What to work on: Output the data below in full, character for character.

Records shown:
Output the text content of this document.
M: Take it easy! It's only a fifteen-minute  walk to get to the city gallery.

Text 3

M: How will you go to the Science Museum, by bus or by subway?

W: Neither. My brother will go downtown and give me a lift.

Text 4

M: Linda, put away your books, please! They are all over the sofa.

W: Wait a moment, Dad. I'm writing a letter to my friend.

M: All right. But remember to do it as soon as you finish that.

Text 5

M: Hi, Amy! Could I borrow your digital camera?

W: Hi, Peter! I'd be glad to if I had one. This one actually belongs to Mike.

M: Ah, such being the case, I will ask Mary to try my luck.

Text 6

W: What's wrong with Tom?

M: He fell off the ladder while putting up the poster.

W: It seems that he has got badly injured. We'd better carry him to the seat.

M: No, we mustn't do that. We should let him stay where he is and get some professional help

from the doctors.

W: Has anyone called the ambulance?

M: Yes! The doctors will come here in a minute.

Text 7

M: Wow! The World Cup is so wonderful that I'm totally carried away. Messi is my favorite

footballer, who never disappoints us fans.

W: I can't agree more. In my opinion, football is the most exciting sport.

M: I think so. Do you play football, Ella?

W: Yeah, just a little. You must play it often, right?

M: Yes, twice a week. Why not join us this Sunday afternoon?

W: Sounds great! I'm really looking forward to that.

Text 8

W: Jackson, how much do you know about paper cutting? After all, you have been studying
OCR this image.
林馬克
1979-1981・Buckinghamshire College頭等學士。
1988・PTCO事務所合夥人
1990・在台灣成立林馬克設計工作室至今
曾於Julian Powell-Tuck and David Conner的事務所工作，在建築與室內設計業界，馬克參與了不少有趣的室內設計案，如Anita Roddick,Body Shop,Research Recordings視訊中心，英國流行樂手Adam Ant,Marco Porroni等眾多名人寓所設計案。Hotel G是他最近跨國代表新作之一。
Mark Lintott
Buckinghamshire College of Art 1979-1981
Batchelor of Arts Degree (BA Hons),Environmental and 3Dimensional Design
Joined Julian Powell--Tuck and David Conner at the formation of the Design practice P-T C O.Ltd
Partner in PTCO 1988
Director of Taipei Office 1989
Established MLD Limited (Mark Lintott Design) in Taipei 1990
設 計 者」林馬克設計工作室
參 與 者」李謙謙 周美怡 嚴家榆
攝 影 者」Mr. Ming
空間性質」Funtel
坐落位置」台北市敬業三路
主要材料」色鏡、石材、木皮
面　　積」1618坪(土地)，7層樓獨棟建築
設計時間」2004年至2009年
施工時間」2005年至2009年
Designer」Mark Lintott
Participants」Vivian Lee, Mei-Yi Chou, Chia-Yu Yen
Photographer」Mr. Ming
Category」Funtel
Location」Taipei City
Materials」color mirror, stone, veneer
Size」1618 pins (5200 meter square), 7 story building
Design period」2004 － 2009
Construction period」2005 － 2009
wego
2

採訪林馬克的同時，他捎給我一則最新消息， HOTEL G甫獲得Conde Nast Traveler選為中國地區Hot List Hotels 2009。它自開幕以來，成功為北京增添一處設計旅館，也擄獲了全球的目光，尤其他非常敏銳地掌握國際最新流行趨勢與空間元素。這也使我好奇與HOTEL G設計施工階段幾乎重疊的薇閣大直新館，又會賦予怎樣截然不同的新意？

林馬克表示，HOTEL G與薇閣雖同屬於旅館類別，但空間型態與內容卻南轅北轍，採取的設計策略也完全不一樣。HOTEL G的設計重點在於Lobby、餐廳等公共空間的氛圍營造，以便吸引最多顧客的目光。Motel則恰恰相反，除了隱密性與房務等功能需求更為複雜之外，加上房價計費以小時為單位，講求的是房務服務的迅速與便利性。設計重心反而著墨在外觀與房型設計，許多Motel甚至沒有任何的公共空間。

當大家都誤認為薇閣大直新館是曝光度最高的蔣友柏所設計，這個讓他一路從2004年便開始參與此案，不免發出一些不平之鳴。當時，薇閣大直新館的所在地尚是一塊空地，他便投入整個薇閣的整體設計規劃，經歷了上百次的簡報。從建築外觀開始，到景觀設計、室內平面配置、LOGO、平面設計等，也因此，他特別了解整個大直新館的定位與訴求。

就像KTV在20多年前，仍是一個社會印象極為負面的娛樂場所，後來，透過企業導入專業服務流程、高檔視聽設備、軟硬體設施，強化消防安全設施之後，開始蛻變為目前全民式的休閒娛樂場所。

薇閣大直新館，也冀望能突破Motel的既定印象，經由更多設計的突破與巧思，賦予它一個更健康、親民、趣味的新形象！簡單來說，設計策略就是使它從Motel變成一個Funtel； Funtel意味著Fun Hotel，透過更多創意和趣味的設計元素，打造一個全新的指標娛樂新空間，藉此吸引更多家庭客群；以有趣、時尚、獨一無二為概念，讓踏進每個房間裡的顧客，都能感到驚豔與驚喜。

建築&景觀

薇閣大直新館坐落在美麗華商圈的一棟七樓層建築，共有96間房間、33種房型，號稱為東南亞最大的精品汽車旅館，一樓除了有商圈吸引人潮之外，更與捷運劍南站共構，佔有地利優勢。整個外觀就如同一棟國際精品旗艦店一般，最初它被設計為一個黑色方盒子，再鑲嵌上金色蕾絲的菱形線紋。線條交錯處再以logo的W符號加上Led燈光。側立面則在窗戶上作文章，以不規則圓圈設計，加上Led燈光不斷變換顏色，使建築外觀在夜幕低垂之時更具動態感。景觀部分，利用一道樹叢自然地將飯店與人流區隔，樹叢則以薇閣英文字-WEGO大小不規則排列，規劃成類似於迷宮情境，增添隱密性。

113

Written answer:
Output the text content of this document.
M: Take it easy! It's only a fifteen-minute  walk to get to the city gallery.

Text 3

M: How will you go to the Science Museum, by bus or by subway?

W: Neither. My brother will go downtown and give me a lift.

Text 4

M: Linda, put away your books, please! They are all over the sofa.

W: Wait a moment, Dad. I'm writing a letter to my friend.

M: All right. But remember to do it as soon as you finish that.

Text 5

M: Hi, Amy! Could I borrow your digital camera?

W: Hi, Peter! I'd be glad to if I had one. This one actually belongs to Mike.

M: Ah, such being the case, I will ask Mary to try my luck.

Text 6

W: What's wrong with Tom?

M: He fell off the ladder while putting up the poster.

W: It seems that he has got badly injured. We'd better carry him to the seat.

M: No, we mustn't do that. We should let him stay where he is and get some professional help

from the doctors.

W: Has anyone called the ambulance?

M: Yes! The doctors will come here in a minute.

Text 7

M: Wow! The World Cup is so wonderful that I'm totally carried away. Messi is my favorite

footballer, who never disappoints us fans.

W: I can't agree more. In my opinion, football is the most exciting sport.

M: I think so. Do you play football, Ella?

W: Yeah, just a little. You must play it often, right?

M: Yes, twice a week. Why not join us this Sunday afternoon?

W: Sounds great! I'm really looking forward to that.

Text 8

W: Jackson, how much do you know about paper cutting? After all, you have been studying
OCR this image.
林馬克
1979-1981・Buckinghamshire College頭等學士。
1988・PTCO事務所合夥人
1990・在台灣成立林馬克設計工作室至今
曾於Julian Powell-Tuck and David Conner的事務所工作，在建築與室內設計業界，馬克參與了不少有趣的室內設計案，如Anita Roddick,Body Shop,Research Recordings視訊中心，英國流行樂手Adam Ant,Marco Porroni等眾多名人寓所設計案。Hotel G是他最近跨國代表新作之一。
Mark Lintott
Buckinghamshire College of Art 1979-1981
Batchelor of Arts Degree (BA Hons),Environmental and 3Dimensional Design
Joined Julian Powell--Tuck and David Conner at the formation of the Design practice P-T C O.Ltd
Partner in PTCO 1988
Director of Taipei Office 1989
Established MLD Limited (Mark Lintott Design) in Taipei 1990
設 計 者」林馬克設計工作室
參 與 者」李謙謙 周美怡 嚴家榆
攝 影 者」Mr. Ming
空間性質」Funtel
坐落位置」台北市敬業三路
主要材料」色鏡、石材、木皮
面　　積」1618坪(土地)，7層樓獨棟建築
設計時間」2004年至2009年
施工時間」2005年至2009年
Designer」Mark Lintott
Participants」Vivian Lee, Mei-Yi Chou, Chia-Yu Yen
Photographer」Mr. Ming
Category」Funtel
Location」Taipei City
Materials」color mirror, stone, veneer
Size」1618 pins (5200 meter square), 7 story building
Design period」2004 － 2009
Construction period」2005 － 2009
wego
2

採訪林馬克的同時，他捎給我一則最新消息， HOTEL G甫獲得Conde Nast Traveler選為中國地區Hot List Hotels 2009。它自開幕以來，成功為北京增添一處設計旅館，也擄獲了全球的目光，尤其他非常敏銳地掌握國際最新流行趨勢與空間元素。這也使我好奇與HOTEL G設計施工階段幾乎重疊的薇閣大直新館，又會賦予怎樣截然不同的新意？

林馬克表示，HOTEL G與薇閣雖同屬於旅館類別，但空間型態與內容卻南轅北轍，採取的設計策略也完全不一樣。HOTEL G的設計重點在於Lobby、餐廳等公共空間的氛圍營造，以便吸引最多顧客的目光。Motel則恰恰相反，除了隱密性與房務等功能需求更為複雜之外，加上房價計費以小時為單位，講求的是房務服務的迅速與便利性。設計重心反而著墨在外觀與房型設計，許多Motel甚至沒有任何的公共空間。

當大家都誤認為薇閣大直新館是曝光度最高的蔣友柏所設計，這個讓他一路從2004年便開始參與此案，不免發出一些不平之鳴。當時，薇閣大直新館的所在地尚是一塊空地，他便投入整個薇閣的整體設計規劃，經歷了上百次的簡報。從建築外觀開始，到景觀設計、室內平面配置、LOGO、平面設計等，也因此，他特別了解整個大直新館的定位與訴求。

就像KTV在20多年前，仍是一個社會印象極為負面的娛樂場所，後來，透過企業導入專業服務流程、高檔視聽設備、軟硬體設施，強化消防安全設施之後，開始蛻變為目前全民式的休閒娛樂場所。

薇閣大直新館，也冀望能突破Motel的既定印象，經由更多設計的突破與巧思，賦予它一個更健康、親民、趣味的新形象！簡單來說，設計策略就是使它從Motel變成一個Funtel； Funtel意味著Fun Hotel，透過更多創意和趣味的設計元素，打造一個全新的指標娛樂新空間，藉此吸引更多家庭客群；以有趣、時尚、獨一無二為概念，讓踏進每個房間裡的顧客，都能感到驚豔與驚喜。

建築&景觀

薇閣大直新館坐落在美麗華商圈的一棟七樓層建築，共有96間房間、33種房型，號稱為東南亞最大的精品汽車旅館，一樓除了有商圈吸引人潮之外，更與捷運劍南站共構，佔有地利優勢。整個外觀就如同一棟國際精品旗艦店一般，最初它被設計為一個黑色方盒子，再鑲嵌上金色蕾絲的菱形線紋。線條交錯處再以logo的W符號加上Led燈光。側立面則在窗戶上作文章，以不規則圓圈設計，加上Led燈光不斷變換顏色，使建築外觀在夜幕低垂之時更具動態感。景觀部分，利用一道樹叢自然地將飯店與人流區隔，樹叢則以薇閣英文字-WEGO大小不規則排列，規劃成類似於迷宮情境，增添隱密性。

113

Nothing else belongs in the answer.